> Exercise instructions
Omit the pictures, then reproduce every remaining record exactly.

* * *

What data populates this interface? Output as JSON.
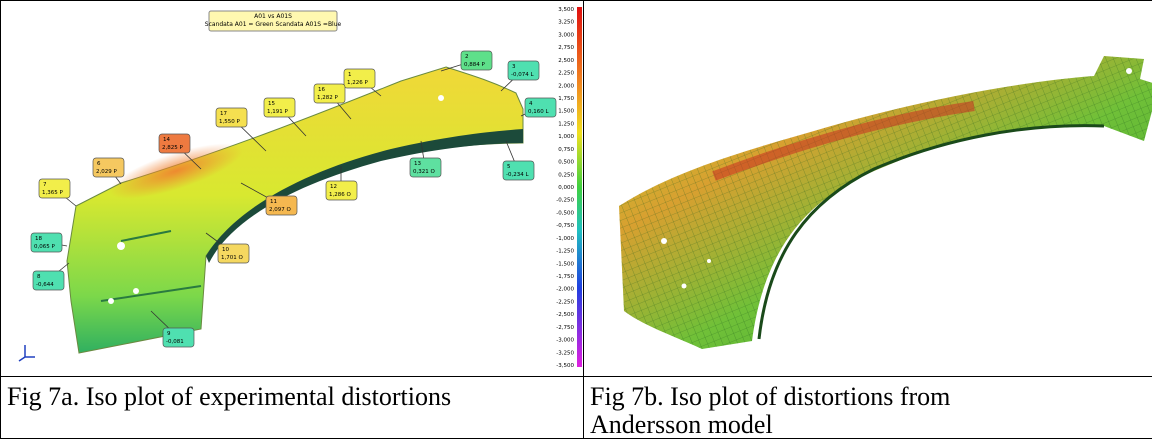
{
  "figure_a": {
    "title": "A01 vs A01S",
    "subtitle": "Scandata A01 = Green Scandata A01S =Blue",
    "colorbar_ticks": [
      "3,500",
      "3,250",
      "3,000",
      "2,750",
      "2,500",
      "2,250",
      "2,000",
      "1,750",
      "1,500",
      "1,250",
      "1,000",
      "0,750",
      "0,500",
      "0,250",
      "0,000",
      "-0,250",
      "-0,500",
      "-0,750",
      "-1,000",
      "-1,250",
      "-1,500",
      "-1,750",
      "-2,000",
      "-2,250",
      "-2,500",
      "-2,750",
      "-3,000",
      "-3,250",
      "-3,500"
    ],
    "callouts": [
      {
        "id": "1",
        "value": "1,226 P",
        "color": "#f2ee4a"
      },
      {
        "id": "2",
        "value": "0,884 P",
        "color": "#5ee08a"
      },
      {
        "id": "3",
        "value": "-0,074 L",
        "color": "#4fe0b0"
      },
      {
        "id": "4",
        "value": "0,160 L",
        "color": "#4fe0b0"
      },
      {
        "id": "5",
        "value": "-0,234 L",
        "color": "#4fe0b0"
      },
      {
        "id": "6",
        "value": "2,029 P",
        "color": "#f5c860"
      },
      {
        "id": "7",
        "value": "1,365 P",
        "color": "#f2ee4a"
      },
      {
        "id": "8",
        "value": "-0,644",
        "color": "#4fe0b0"
      },
      {
        "id": "9",
        "value": "-0,081",
        "color": "#4fe0b0"
      },
      {
        "id": "10",
        "value": "1,701 O",
        "color": "#f5d860"
      },
      {
        "id": "11",
        "value": "2,097 O",
        "color": "#f5b850"
      },
      {
        "id": "12",
        "value": "1,286 O",
        "color": "#f2ee4a"
      },
      {
        "id": "13",
        "value": "0,321 O",
        "color": "#5ee0a0"
      },
      {
        "id": "14",
        "value": "2,825 P",
        "color": "#ee7a40"
      },
      {
        "id": "15",
        "value": "1,191 P",
        "color": "#f2ee4a"
      },
      {
        "id": "16",
        "value": "1,282 P",
        "color": "#f2ee4a"
      },
      {
        "id": "17",
        "value": "1,550 P",
        "color": "#f5e050"
      },
      {
        "id": "18",
        "value": "0,065 P",
        "color": "#4fe0b0"
      }
    ],
    "caption": "Fig 7a. Iso plot of experimental distortions"
  },
  "figure_b": {
    "caption": "Fig 7b. Iso plot of distortions from Andersson model"
  }
}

* * *

> Solution to this task
What data populates this interface? Output as JSON.
{
  "figure_a": {
    "title": "A01 vs A01S",
    "subtitle": "Scandata A01 = Green Scandata A01S =Blue",
    "colorbar_ticks": [
      "3,500",
      "3,250",
      "3,000",
      "2,750",
      "2,500",
      "2,250",
      "2,000",
      "1,750",
      "1,500",
      "1,250",
      "1,000",
      "0,750",
      "0,500",
      "0,250",
      "0,000",
      "-0,250",
      "-0,500",
      "-0,750",
      "-1,000",
      "-1,250",
      "-1,500",
      "-1,750",
      "-2,000",
      "-2,250",
      "-2,500",
      "-2,750",
      "-3,000",
      "-3,250",
      "-3,500"
    ],
    "callouts": [
      {
        "id": "1",
        "value": "1,226 P",
        "color": "#f2ee4a"
      },
      {
        "id": "2",
        "value": "0,884 P",
        "color": "#5ee08a"
      },
      {
        "id": "3",
        "value": "-0,074 L",
        "color": "#4fe0b0"
      },
      {
        "id": "4",
        "value": "0,160 L",
        "color": "#4fe0b0"
      },
      {
        "id": "5",
        "value": "-0,234 L",
        "color": "#4fe0b0"
      },
      {
        "id": "6",
        "value": "2,029 P",
        "color": "#f5c860"
      },
      {
        "id": "7",
        "value": "1,365 P",
        "color": "#f2ee4a"
      },
      {
        "id": "8",
        "value": "-0,644",
        "color": "#4fe0b0"
      },
      {
        "id": "9",
        "value": "-0,081",
        "color": "#4fe0b0"
      },
      {
        "id": "10",
        "value": "1,701 O",
        "color": "#f5d860"
      },
      {
        "id": "11",
        "value": "2,097 O",
        "color": "#f5b850"
      },
      {
        "id": "12",
        "value": "1,286 O",
        "color": "#f2ee4a"
      },
      {
        "id": "13",
        "value": "0,321 O",
        "color": "#5ee0a0"
      },
      {
        "id": "14",
        "value": "2,825 P",
        "color": "#ee7a40"
      },
      {
        "id": "15",
        "value": "1,191 P",
        "color": "#f2ee4a"
      },
      {
        "id": "16",
        "value": "1,282 P",
        "color": "#f2ee4a"
      },
      {
        "id": "17",
        "value": "1,550 P",
        "color": "#f5e050"
      },
      {
        "id": "18",
        "value": "0,065 P",
        "color": "#4fe0b0"
      }
    ],
    "caption": "Fig 7a. Iso plot of experimental distortions"
  },
  "figure_b": {
    "caption": "Fig 7b. Iso plot of distortions from Andersson model"
  }
}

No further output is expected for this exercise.